Give back the records below verbatim, please, but without a single image.

§ **Supplied records**
• • • •
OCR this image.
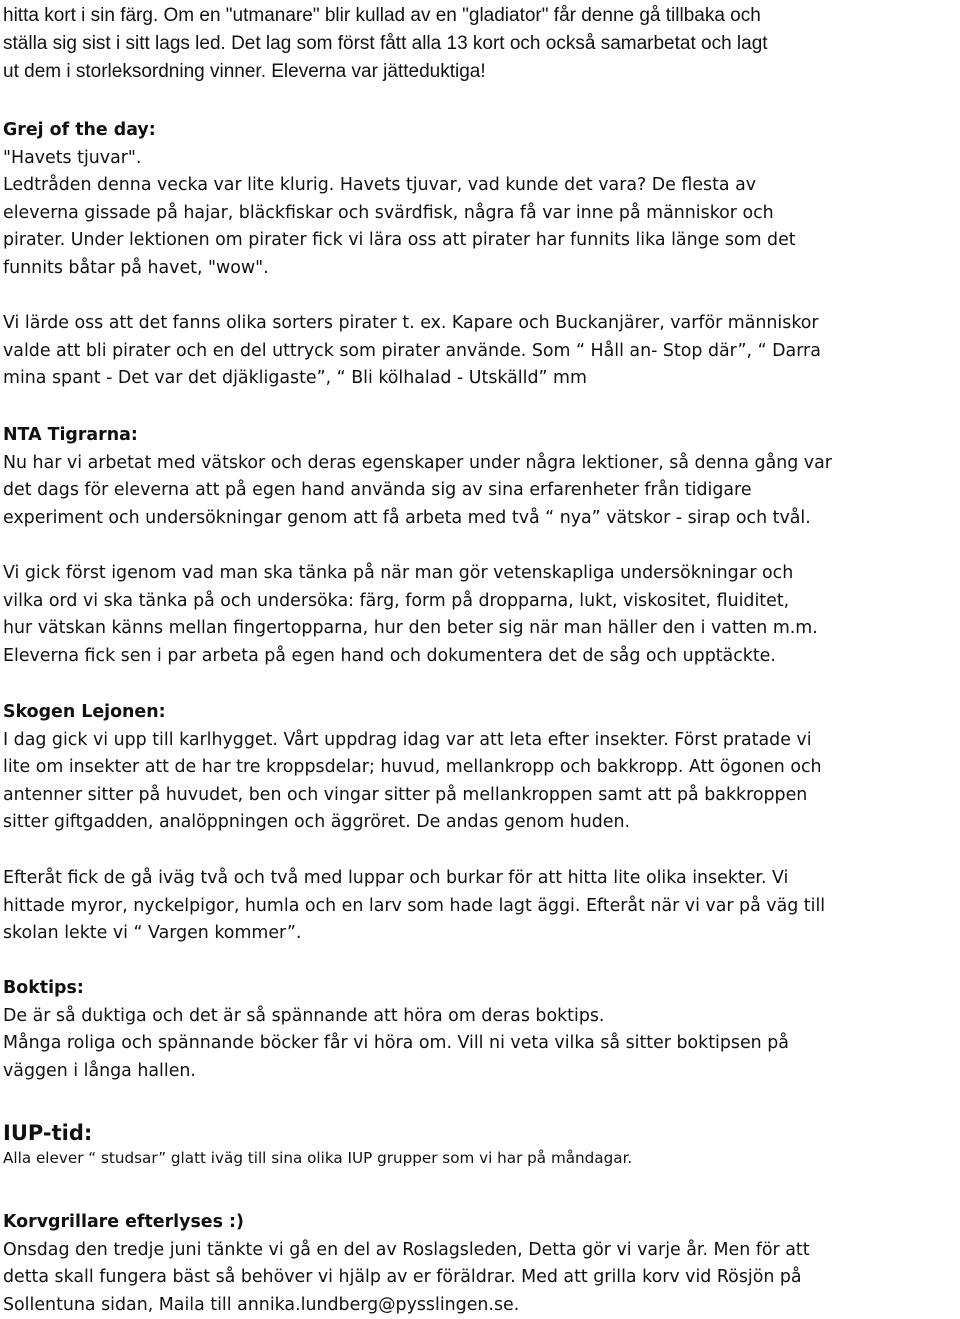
hitta kort i sin färg. Om en "utmanare" blir kullad av en "gladiator" får denne gå tillbaka och

ställa sig sist i sitt lags led. Det lag som först fått alla 13 kort och också samarbetat och lagt

ut dem i storleksordning vinner. Eleverna var jätteduktiga!

Grej of the day:

"Havets tjuvar".

Ledtråden denna vecka var lite klurig. Havets tjuvar, vad kunde det vara? De flesta av

eleverna gissade på hajar, bläckfiskar och svärdfisk, några få var inne på människor och

pirater. Under lektionen om pirater fick vi lära oss att pirater har funnits lika länge som det

funnits båtar på havet, "wow".

Vi lärde oss att det fanns olika sorters pirater t. ex. Kapare och Buckanjärer, varför människor

valde att bli pirater och en del uttryck som pirater använde. Som “ Håll an- Stop där”, “ Darra

mina spant - Det var det djäkligaste”, “ Bli kölhalad - Utskälld” mm

NTA Tigrarna:

Nu har vi arbetat med vätskor och deras egenskaper under några lektioner, så denna gång var

det dags för eleverna att på egen hand använda sig av sina erfarenheter från tidigare

experiment och undersökningar genom att få arbeta med två “ nya” vätskor - sirap och tvål.

Vi gick först igenom vad man ska tänka på när man gör vetenskapliga undersökningar och

vilka ord vi ska tänka på och undersöka: färg, form på dropparna, lukt, viskositet, fluiditet,

hur vätskan känns mellan fingertopparna, hur den beter sig när man häller den i vatten m.m.

Eleverna fick sen i par arbeta på egen hand och dokumentera det de såg och upptäckte.

Skogen Lejonen:

I dag gick vi upp till karlhygget. Vårt uppdrag idag var att leta efter insekter. Först pratade vi

lite om insekter att de har tre kroppsdelar; huvud, mellankropp och bakkropp. Att ögonen och

antenner sitter på huvudet, ben och vingar sitter på mellankroppen samt att på bakkroppen

sitter giftgadden, analöppningen och äggröret. De andas genom huden.

Efteråt fick de gå iväg två och två med luppar och burkar för att hitta lite olika insekter. Vi

hittade myror, nyckelpigor, humla och en larv som hade lagt äggi. Efteråt när vi var på väg till

skolan lekte vi “ Vargen kommer”.

Boktips:

De är så duktiga och det är så spännande att höra om deras boktips.

Många roliga och spännande böcker får vi höra om. Vill ni veta vilka så sitter boktipsen på

väggen i långa hallen.

IUP-tid:

Alla elever “ studsar” glatt iväg till sina olika IUP grupper som vi har på måndagar.

Korvgrillare efterlyses :)

Onsdag den tredje juni tänkte vi gå en del av Roslagsleden, Detta gör vi varje år. Men för att

detta skall fungera bäst så behöver vi hjälp av er föräldrar. Med att grilla korv vid Rösjön på

Sollentuna sidan, Maila till annika.lundberg@pysslingen.se.
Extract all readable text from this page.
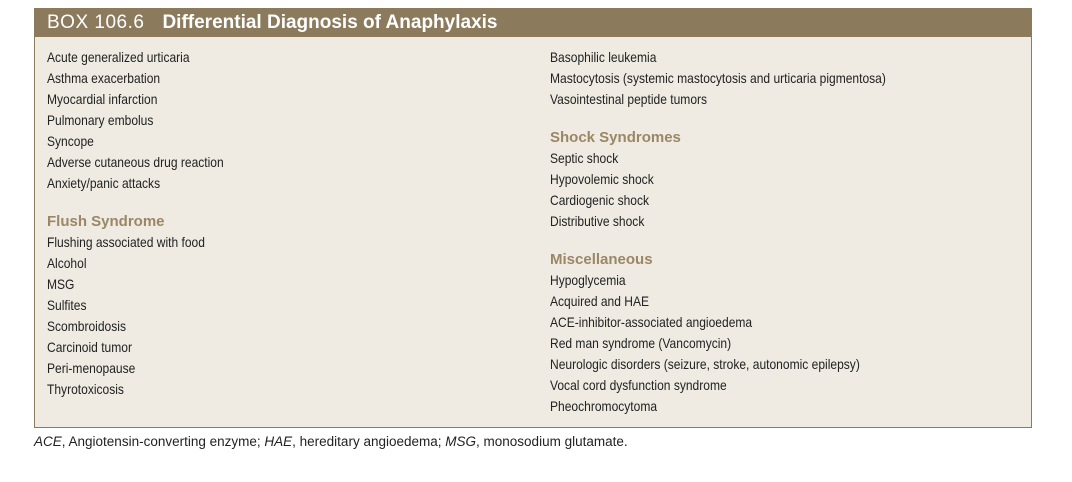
BOX 106.6 Differential Diagnosis of Anaphylaxis
Acute generalized urticaria
Asthma exacerbation
Myocardial infarction
Pulmonary embolus
Syncope
Adverse cutaneous drug reaction
Anxiety/panic attacks
Flush Syndrome
Flushing associated with food
Alcohol
MSG
Sulfites
Scombroidosis
Carcinoid tumor
Peri-menopause
Thyrotoxicosis
Basophilic leukemia
Mastocytosis (systemic mastocytosis and urticaria pigmentosa)
Vasointestinal peptide tumors
Shock Syndromes
Septic shock
Hypovolemic shock
Cardiogenic shock
Distributive shock
Miscellaneous
Hypoglycemia
Acquired and HAE
ACE-inhibitor-associated angioedema
Red man syndrome (Vancomycin)
Neurologic disorders (seizure, stroke, autonomic epilepsy)
Vocal cord dysfunction syndrome
Pheochromocytoma
ACE, Angiotensin-converting enzyme; HAE, hereditary angioedema; MSG, monosodium glutamate.
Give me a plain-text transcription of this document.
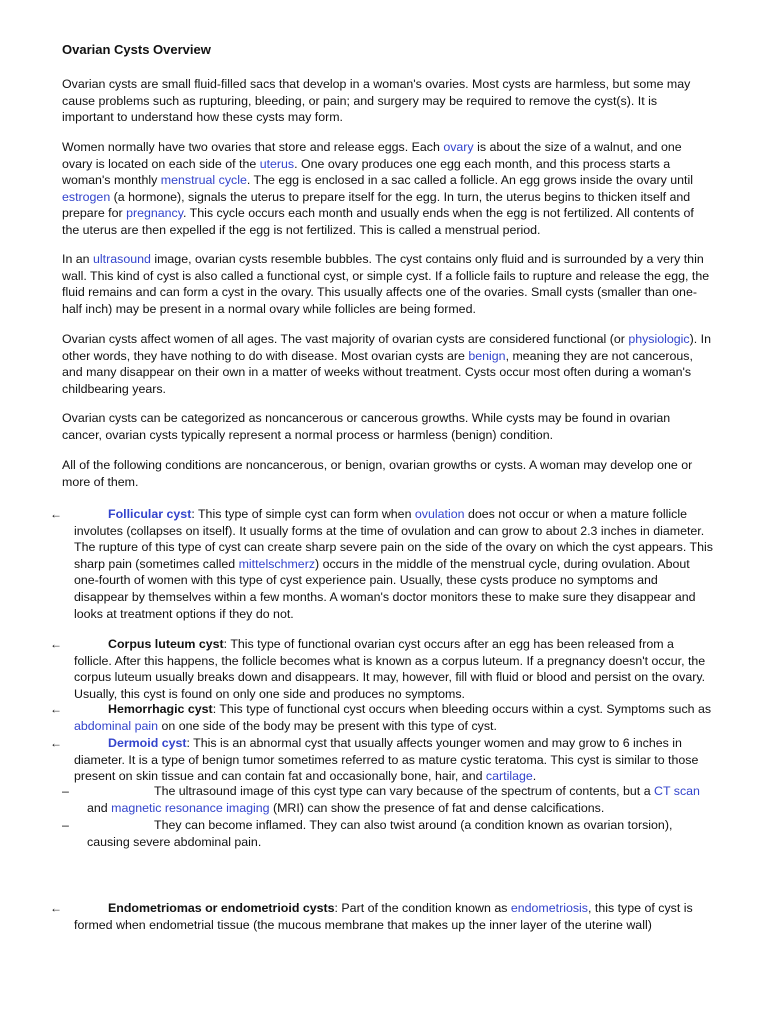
Ovarian Cysts Overview

Ovarian cysts are small fluid-filled sacs that develop in a woman's ovaries. Most cysts are harmless, but some may cause problems such as rupturing, bleeding, or pain; and surgery may be required to remove the cyst(s). It is important to understand how these cysts may form.

Women normally have two ovaries that store and release eggs. Each ovary is about the size of a walnut, and one ovary is located on each side of the uterus. One ovary produces one egg each month, and this process starts a woman's monthly menstrual cycle. The egg is enclosed in a sac called a follicle. An egg grows inside the ovary until estrogen (a hormone), signals the uterus to prepare itself for the egg. In turn, the uterus begins to thicken itself and prepare for pregnancy. This cycle occurs each month and usually ends when the egg is not fertilized. All contents of the uterus are then expelled if the egg is not fertilized. This is called a menstrual period.

In an ultrasound image, ovarian cysts resemble bubbles. The cyst contains only fluid and is surrounded by a very thin wall. This kind of cyst is also called a functional cyst, or simple cyst. If a follicle fails to rupture and release the egg, the fluid remains and can form a cyst in the ovary. This usually affects one of the ovaries. Small cysts (smaller than one-half inch) may be present in a normal ovary while follicles are being formed.

Ovarian cysts affect women of all ages. The vast majority of ovarian cysts are considered functional (or physiologic). In other words, they have nothing to do with disease. Most ovarian cysts are benign, meaning they are not cancerous, and many disappear on their own in a matter of weeks without treatment. Cysts occur most often during a woman's childbearing years.

Ovarian cysts can be categorized as noncancerous or cancerous growths. While cysts may be found in ovarian cancer, ovarian cysts typically represent a normal process or harmless (benign) condition.

All of the following conditions are noncancerous, or benign, ovarian growths or cysts. A woman may develop one or more of them.

←	Follicular cyst: This type of simple cyst can form when ovulation does not occur or when a mature follicle involutes (collapses on itself). It usually forms at the time of ovulation and can grow to about 2.3 inches in diameter. The rupture of this type of cyst can create sharp severe pain on the side of the ovary on which the cyst appears. This sharp pain (sometimes called mittelschmerz) occurs in the middle of the menstrual cycle, during ovulation. About one-fourth of women with this type of cyst experience pain. Usually, these cysts produce no symptoms and disappear by themselves within a few months. A woman's doctor monitors these to make sure they disappear and looks at treatment options if they do not.

←	Corpus luteum cyst: This type of functional ovarian cyst occurs after an egg has been released from a follicle. After this happens, the follicle becomes what is known as a corpus luteum. If a pregnancy doesn't occur, the corpus luteum usually breaks down and disappears. It may, however, fill with fluid or blood and persist on the ovary. Usually, this cyst is found on only one side and produces no symptoms.

←	Hemorrhagic cyst: This type of functional cyst occurs when bleeding occurs within a cyst. Symptoms such as abdominal pain on one side of the body may be present with this type of cyst.

←	Dermoid cyst: This is an abnormal cyst that usually affects younger women and may grow to 6 inches in diameter. It is a type of benign tumor sometimes referred to as mature cystic teratoma. This cyst is similar to those present on skin tissue and can contain fat and occasionally bone, hair, and cartilage.

–	The ultrasound image of this cyst type can vary because of the spectrum of contents, but a CT scan and magnetic resonance imaging (MRI) can show the presence of fat and dense calcifications.

–	They can become inflamed. They can also twist around (a condition known as ovarian torsion), causing severe abdominal pain.

←	Endometriomas or endometrioid cysts: Part of the condition known as endometriosis, this type of cyst is formed when endometrial tissue (the mucous membrane that makes up the inner layer of the uterine wall)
• • • •
§ **Result**
OCR this image.
hitta kort i sin färg. Om en "utmanare" blir kullad av en "gladiator" får denne gå tillbaka och

ställa sig sist i sitt lags led. Det lag som först fått alla 13 kort och också samarbetat och lagt

ut dem i storleksordning vinner. Eleverna var jätteduktiga!

Grej of the day:

"Havets tjuvar".

Ledtråden denna vecka var lite klurig. Havets tjuvar, vad kunde det vara? De flesta av

eleverna gissade på hajar, bläckfiskar och svärdfisk, några få var inne på människor och

pirater. Under lektionen om pirater fick vi lära oss att pirater har funnits lika länge som det

funnits båtar på havet, "wow".

Vi lärde oss att det fanns olika sorters pirater t. ex. Kapare och Buckanjärer, varför människor

valde att bli pirater och en del uttryck som pirater använde. Som “ Håll an- Stop där”, “ Darra

mina spant - Det var det djäkligaste”, “ Bli kölhalad - Utskälld” mm

NTA Tigrarna:

Nu har vi arbetat med vätskor och deras egenskaper under några lektioner, så denna gång var

det dags för eleverna att på egen hand använda sig av sina erfarenheter från tidigare

experiment och undersökningar genom att få arbeta med två “ nya” vätskor - sirap och tvål.

Vi gick först igenom vad man ska tänka på när man gör vetenskapliga undersökningar och

vilka ord vi ska tänka på och undersöka: färg, form på dropparna, lukt, viskositet, fluiditet,

hur vätskan känns mellan fingertopparna, hur den beter sig när man häller den i vatten m.m.

Eleverna fick sen i par arbeta på egen hand och dokumentera det de såg och upptäckte.

Skogen Lejonen:

I dag gick vi upp till karlhygget. Vårt uppdrag idag var att leta efter insekter. Först pratade vi

lite om insekter att de har tre kroppsdelar; huvud, mellankropp och bakkropp. Att ögonen och

antenner sitter på huvudet, ben och vingar sitter på mellankroppen samt att på bakkroppen

sitter giftgadden, analöppningen och äggröret. De andas genom huden.

Efteråt fick de gå iväg två och två med luppar och burkar för att hitta lite olika insekter. Vi

hittade myror, nyckelpigor, humla och en larv som hade lagt äggi. Efteråt när vi var på väg till

skolan lekte vi “ Vargen kommer”.

Boktips:

De är så duktiga och det är så spännande att höra om deras boktips.

Många roliga och spännande böcker får vi höra om. Vill ni veta vilka så sitter boktipsen på

väggen i långa hallen.

IUP-tid:

Alla elever “ studsar” glatt iväg till sina olika IUP grupper som vi har på måndagar.

Korvgrillare efterlyses :)

Onsdag den tredje juni tänkte vi gå en del av Roslagsleden, Detta gör vi varje år. Men för att

detta skall fungera bäst så behöver vi hjälp av er föräldrar. Med att grilla korv vid Rösjön på

Sollentuna sidan, Maila till annika.lundberg@pysslingen.se.
Extract all readable text from this page.
BOX 106.6 Differential Diagnosis of Anaphylaxis
Acute generalized urticaria
Asthma exacerbation
Myocardial infarction
Pulmonary embolus
Syncope
Adverse cutaneous drug reaction
Anxiety/panic attacks
Flush Syndrome
Flushing associated with food
Alcohol
MSG
Sulfites
Scombroidosis
Carcinoid tumor
Peri-menopause
Thyrotoxicosis
Basophilic leukemia
Mastocytosis (systemic mastocytosis and urticaria pigmentosa)
Vasointestinal peptide tumors
Shock Syndromes
Septic shock
Hypovolemic shock
Cardiogenic shock
Distributive shock
Miscellaneous
Hypoglycemia
Acquired and HAE
ACE-inhibitor-associated angioedema
Red man syndrome (Vancomycin)
Neurologic disorders (seizure, stroke, autonomic epilepsy)
Vocal cord dysfunction syndrome
Pheochromocytoma
ACE, Angiotensin-converting enzyme; HAE, hereditary angioedema; MSG, monosodium glutamate.
Give me a plain-text transcription of this document.
Ovarian Cysts Overview

Ovarian cysts are small fluid-filled sacs that develop in a woman's ovaries. Most cysts are harmless, but some may cause problems such as rupturing, bleeding, or pain; and surgery may be required to remove the cyst(s). It is important to understand how these cysts may form.

Women normally have two ovaries that store and release eggs. Each ovary is about the size of a walnut, and one ovary is located on each side of the uterus. One ovary produces one egg each month, and this process starts a woman's monthly menstrual cycle. The egg is enclosed in a sac called a follicle. An egg grows inside the ovary until estrogen (a hormone), signals the uterus to prepare itself for the egg. In turn, the uterus begins to thicken itself and prepare for pregnancy. This cycle occurs each month and usually ends when the egg is not fertilized. All contents of the uterus are then expelled if the egg is not fertilized. This is called a menstrual period.

In an ultrasound image, ovarian cysts resemble bubbles. The cyst contains only fluid and is surrounded by a very thin wall. This kind of cyst is also called a functional cyst, or simple cyst. If a follicle fails to rupture and release the egg, the fluid remains and can form a cyst in the ovary. This usually affects one of the ovaries. Small cysts (smaller than one-half inch) may be present in a normal ovary while follicles are being formed.

Ovarian cysts affect women of all ages. The vast majority of ovarian cysts are considered functional (or physiologic). In other words, they have nothing to do with disease. Most ovarian cysts are benign, meaning they are not cancerous, and many disappear on their own in a matter of weeks without treatment. Cysts occur most often during a woman's childbearing years.

Ovarian cysts can be categorized as noncancerous or cancerous growths. While cysts may be found in ovarian cancer, ovarian cysts typically represent a normal process or harmless (benign) condition.

All of the following conditions are noncancerous, or benign, ovarian growths or cysts. A woman may develop one or more of them.

←	Follicular cyst: This type of simple cyst can form when ovulation does not occur or when a mature follicle involutes (collapses on itself). It usually forms at the time of ovulation and can grow to about 2.3 inches in diameter. The rupture of this type of cyst can create sharp severe pain on the side of the ovary on which the cyst appears. This sharp pain (sometimes called mittelschmerz) occurs in the middle of the menstrual cycle, during ovulation. About one-fourth of women with this type of cyst experience pain. Usually, these cysts produce no symptoms and disappear by themselves within a few months. A woman's doctor monitors these to make sure they disappear and looks at treatment options if they do not.

←	Corpus luteum cyst: This type of functional ovarian cyst occurs after an egg has been released from a follicle. After this happens, the follicle becomes what is known as a corpus luteum. If a pregnancy doesn't occur, the corpus luteum usually breaks down and disappears. It may, however, fill with fluid or blood and persist on the ovary. Usually, this cyst is found on only one side and produces no symptoms.

←	Hemorrhagic cyst: This type of functional cyst occurs when bleeding occurs within a cyst. Symptoms such as abdominal pain on one side of the body may be present with this type of cyst.

←	Dermoid cyst: This is an abnormal cyst that usually affects younger women and may grow to 6 inches in diameter. It is a type of benign tumor sometimes referred to as mature cystic teratoma. This cyst is similar to those present on skin tissue and can contain fat and occasionally bone, hair, and cartilage.

–	The ultrasound image of this cyst type can vary because of the spectrum of contents, but a CT scan and magnetic resonance imaging (MRI) can show the presence of fat and dense calcifications.

–	They can become inflamed. They can also twist around (a condition known as ovarian torsion), causing severe abdominal pain.

←	Endometriomas or endometrioid cysts: Part of the condition known as endometriosis, this type of cyst is formed when endometrial tissue (the mucous membrane that makes up the inner layer of the uterine wall)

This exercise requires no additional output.